[Excerpts from a figure dataset]
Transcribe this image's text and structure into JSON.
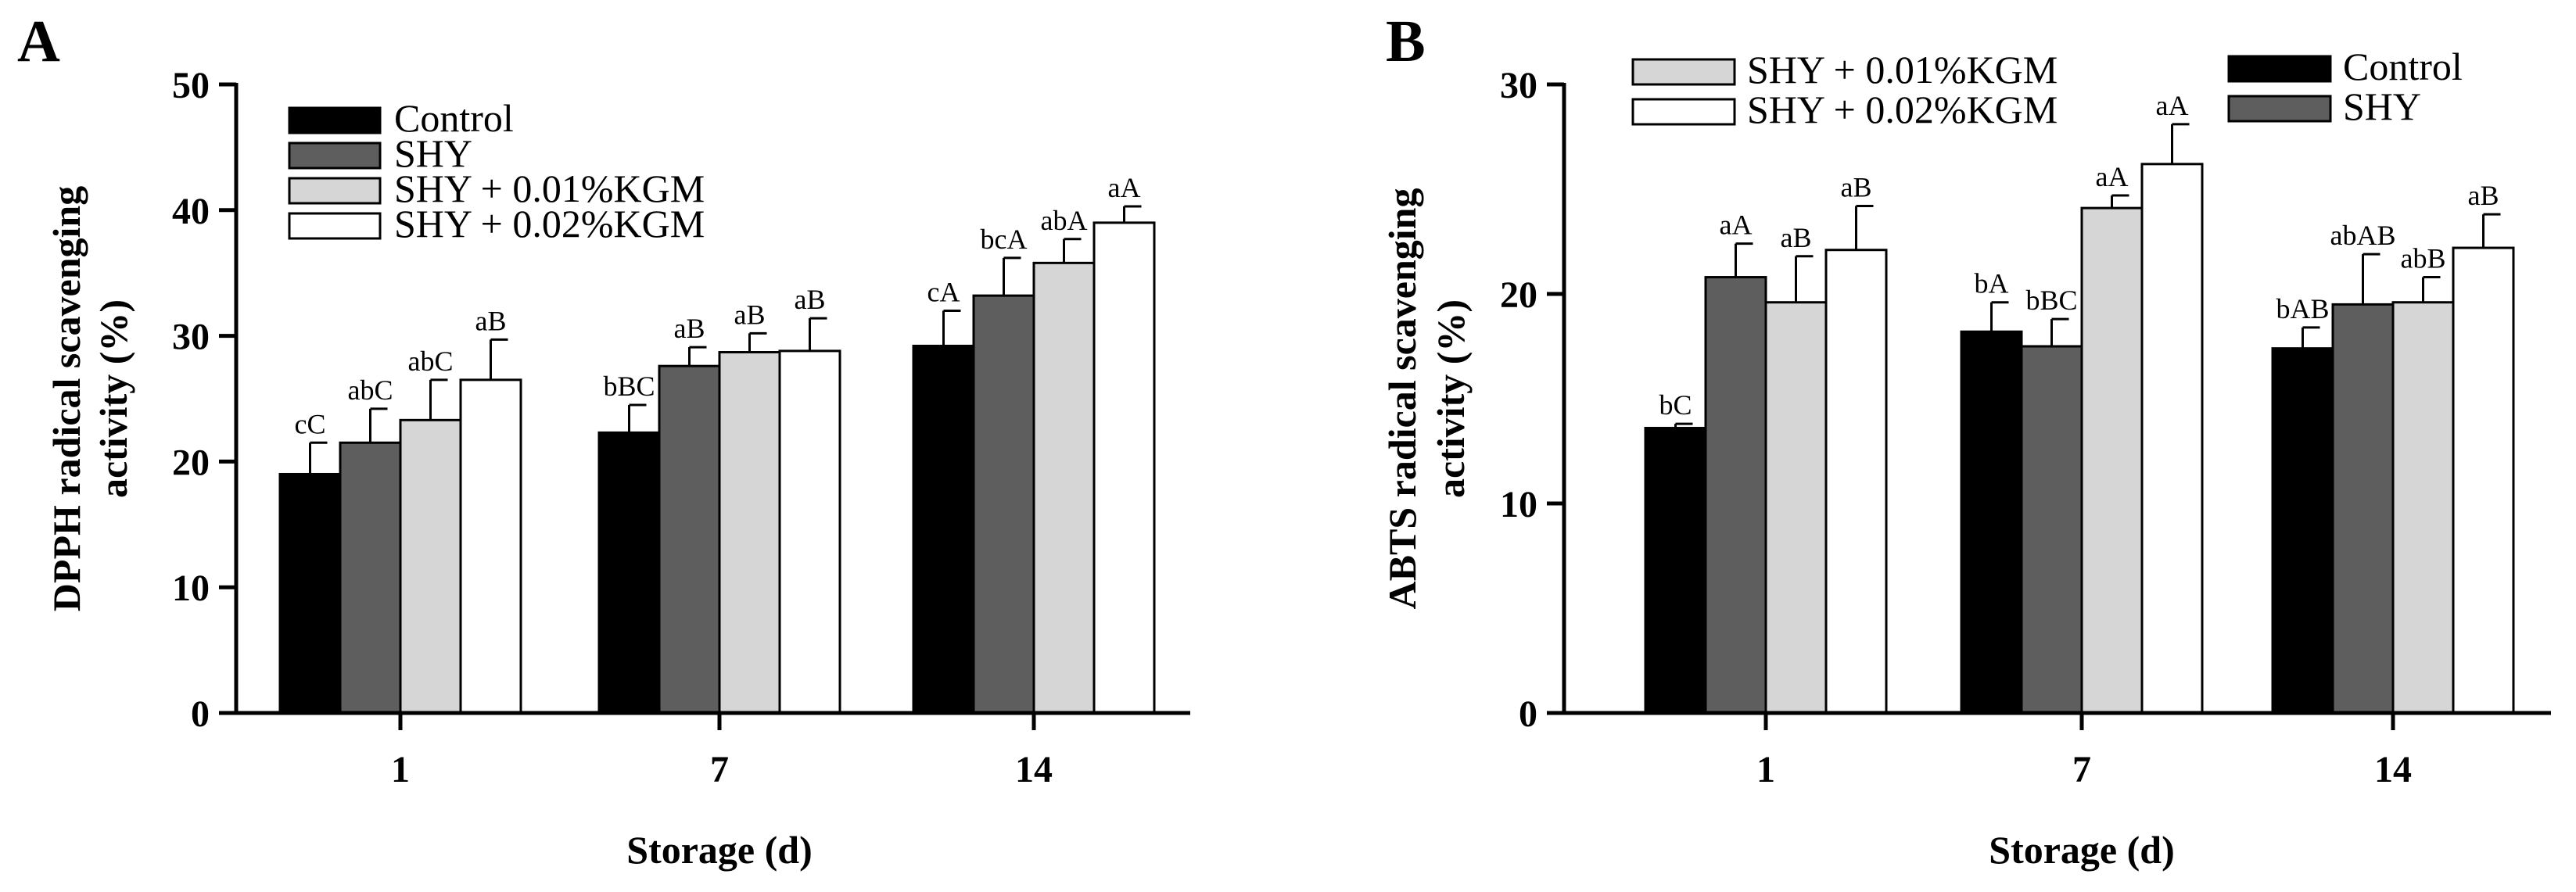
{
  "colors": {
    "control": "#000000",
    "shy": "#5e5e5e",
    "kgm001": "#d6d6d6",
    "kgm002": "#ffffff",
    "stroke": "#000000"
  },
  "chart_data": [
    {
      "type": "bar",
      "panel": "A",
      "categories": [
        "1",
        "7",
        "14"
      ],
      "xlabel": "Storage (d)",
      "ylabel": "DPPH radical scavenging activity (%)",
      "ylabel_lines": [
        "DPPH radical scavenging",
        "activity (%)"
      ],
      "ylim": [
        0,
        50
      ],
      "yticks": [
        "0",
        "10",
        "20",
        "30",
        "40",
        "50"
      ],
      "legend_position": "top-left",
      "series": [
        {
          "key": "control",
          "name": "Control",
          "values": [
            19,
            22.3,
            29.2
          ],
          "errors": [
            2.5,
            2.2,
            2.8
          ],
          "labels": [
            "cC",
            "bBC",
            "cA"
          ]
        },
        {
          "key": "shy",
          "name": "SHY",
          "values": [
            21.5,
            27.6,
            33.2
          ],
          "errors": [
            2.7,
            1.5,
            3.0
          ],
          "labels": [
            "abC",
            "aB",
            "bcA"
          ]
        },
        {
          "key": "kgm001",
          "name": "SHY + 0.01%KGM",
          "values": [
            23.3,
            28.7,
            35.8
          ],
          "errors": [
            3.2,
            1.5,
            1.9
          ],
          "labels": [
            "abC",
            "aB",
            "abA"
          ]
        },
        {
          "key": "kgm002",
          "name": "SHY + 0.02%KGM",
          "values": [
            26.5,
            28.8,
            39
          ],
          "errors": [
            3.2,
            2.6,
            1.3
          ],
          "labels": [
            "aB",
            "aB",
            "aA"
          ]
        }
      ]
    },
    {
      "type": "bar",
      "panel": "B",
      "categories": [
        "1",
        "7",
        "14"
      ],
      "xlabel": "Storage (d)",
      "ylabel": "ABTS radical scavenging activity (%)",
      "ylabel_lines": [
        "ABTS radical scavenging",
        "activity (%)"
      ],
      "ylim": [
        0,
        30
      ],
      "yticks": [
        "0",
        "10",
        "20",
        "30"
      ],
      "legend_position": "top",
      "series": [
        {
          "key": "control",
          "name": "Control",
          "values": [
            13.6,
            18.2,
            17.4
          ],
          "errors": [
            0.2,
            1.4,
            1.0
          ],
          "labels": [
            "bC",
            "bA",
            "bAB"
          ]
        },
        {
          "key": "shy",
          "name": "SHY",
          "values": [
            20.8,
            17.5,
            19.5
          ],
          "errors": [
            1.6,
            1.3,
            2.4
          ],
          "labels": [
            "aA",
            "bBC",
            "abAB"
          ]
        },
        {
          "key": "kgm001",
          "name": "SHY + 0.01%KGM",
          "values": [
            19.6,
            24.1,
            19.6
          ],
          "errors": [
            2.2,
            0.6,
            1.2
          ],
          "labels": [
            "aB",
            "aA",
            "abB"
          ]
        },
        {
          "key": "kgm002",
          "name": "SHY + 0.02%KGM",
          "values": [
            22.1,
            26.2,
            22.2
          ],
          "errors": [
            2.1,
            1.9,
            1.6
          ],
          "labels": [
            "aB",
            "aA",
            "aB"
          ]
        }
      ]
    }
  ]
}
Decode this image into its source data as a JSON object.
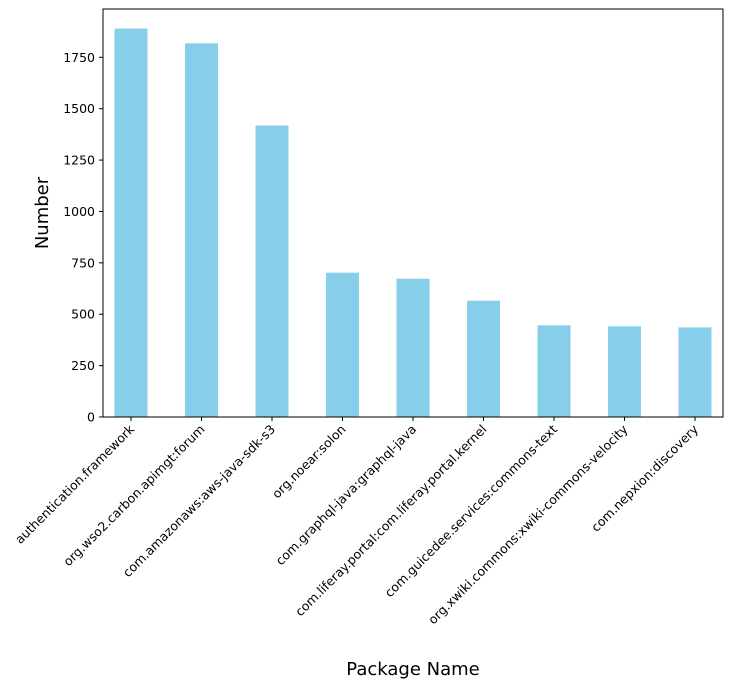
{
  "chart_data": {
    "type": "bar",
    "title": "",
    "xlabel": "Package Name",
    "ylabel": "Number",
    "categories": [
      "authentication.framework",
      "org.wso2.carbon.apimgt:forum",
      "com.amazonaws:aws-java-sdk-s3",
      "org.noear:solon",
      "com.graphql-java:graphql-java",
      "com.liferay.portal:com.liferay.portal.kernel",
      "com.guicedee.services:commons-text",
      "org.xwiki.commons:xwiki-commons-velocity",
      "com.nepxion:discovery"
    ],
    "values": [
      1890,
      1818,
      1418,
      702,
      673,
      566,
      446,
      441,
      436
    ],
    "yticks": [
      0,
      250,
      500,
      750,
      1000,
      1250,
      1500,
      1750
    ],
    "ylim": [
      0,
      1985
    ],
    "bar_color": "#87ceeb",
    "grid": false,
    "legend": "none"
  }
}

» What you need to do: Transcribe all entries above exactly. Drop the pictures.

» The result:
Transcribe this image's text and structure into JSON.
{
  "colors": {
    "control": "#000000",
    "shy": "#5e5e5e",
    "kgm001": "#d6d6d6",
    "kgm002": "#ffffff",
    "stroke": "#000000"
  },
  "chart_data": [
    {
      "type": "bar",
      "panel": "A",
      "categories": [
        "1",
        "7",
        "14"
      ],
      "xlabel": "Storage (d)",
      "ylabel": "DPPH radical scavenging activity (%)",
      "ylabel_lines": [
        "DPPH radical scavenging",
        "activity (%)"
      ],
      "ylim": [
        0,
        50
      ],
      "yticks": [
        "0",
        "10",
        "20",
        "30",
        "40",
        "50"
      ],
      "legend_position": "top-left",
      "series": [
        {
          "key": "control",
          "name": "Control",
          "values": [
            19,
            22.3,
            29.2
          ],
          "errors": [
            2.5,
            2.2,
            2.8
          ],
          "labels": [
            "cC",
            "bBC",
            "cA"
          ]
        },
        {
          "key": "shy",
          "name": "SHY",
          "values": [
            21.5,
            27.6,
            33.2
          ],
          "errors": [
            2.7,
            1.5,
            3.0
          ],
          "labels": [
            "abC",
            "aB",
            "bcA"
          ]
        },
        {
          "key": "kgm001",
          "name": "SHY + 0.01%KGM",
          "values": [
            23.3,
            28.7,
            35.8
          ],
          "errors": [
            3.2,
            1.5,
            1.9
          ],
          "labels": [
            "abC",
            "aB",
            "abA"
          ]
        },
        {
          "key": "kgm002",
          "name": "SHY + 0.02%KGM",
          "values": [
            26.5,
            28.8,
            39
          ],
          "errors": [
            3.2,
            2.6,
            1.3
          ],
          "labels": [
            "aB",
            "aB",
            "aA"
          ]
        }
      ]
    },
    {
      "type": "bar",
      "panel": "B",
      "categories": [
        "1",
        "7",
        "14"
      ],
      "xlabel": "Storage (d)",
      "ylabel": "ABTS radical scavenging activity (%)",
      "ylabel_lines": [
        "ABTS radical scavenging",
        "activity (%)"
      ],
      "ylim": [
        0,
        30
      ],
      "yticks": [
        "0",
        "10",
        "20",
        "30"
      ],
      "legend_position": "top",
      "series": [
        {
          "key": "control",
          "name": "Control",
          "values": [
            13.6,
            18.2,
            17.4
          ],
          "errors": [
            0.2,
            1.4,
            1.0
          ],
          "labels": [
            "bC",
            "bA",
            "bAB"
          ]
        },
        {
          "key": "shy",
          "name": "SHY",
          "values": [
            20.8,
            17.5,
            19.5
          ],
          "errors": [
            1.6,
            1.3,
            2.4
          ],
          "labels": [
            "aA",
            "bBC",
            "abAB"
          ]
        },
        {
          "key": "kgm001",
          "name": "SHY + 0.01%KGM",
          "values": [
            19.6,
            24.1,
            19.6
          ],
          "errors": [
            2.2,
            0.6,
            1.2
          ],
          "labels": [
            "aB",
            "aA",
            "abB"
          ]
        },
        {
          "key": "kgm002",
          "name": "SHY + 0.02%KGM",
          "values": [
            22.1,
            26.2,
            22.2
          ],
          "errors": [
            2.1,
            1.9,
            1.6
          ],
          "labels": [
            "aB",
            "aA",
            "aB"
          ]
        }
      ]
    }
  ]
}
Decode this image into its source data as a JSON object.
{
  "chart_data": {
    "type": "bar",
    "title": "",
    "xlabel": "Package Name",
    "ylabel": "Number",
    "categories": [
      "authentication.framework",
      "org.wso2.carbon.apimgt:forum",
      "com.amazonaws:aws-java-sdk-s3",
      "org.noear:solon",
      "com.graphql-java:graphql-java",
      "com.liferay.portal:com.liferay.portal.kernel",
      "com.guicedee.services:commons-text",
      "org.xwiki.commons:xwiki-commons-velocity",
      "com.nepxion:discovery"
    ],
    "values": [
      1890,
      1818,
      1418,
      702,
      673,
      566,
      446,
      441,
      436
    ],
    "yticks": [
      0,
      250,
      500,
      750,
      1000,
      1250,
      1500,
      1750
    ],
    "ylim": [
      0,
      1985
    ],
    "bar_color": "#87ceeb",
    "grid": false,
    "legend": "none"
  }
}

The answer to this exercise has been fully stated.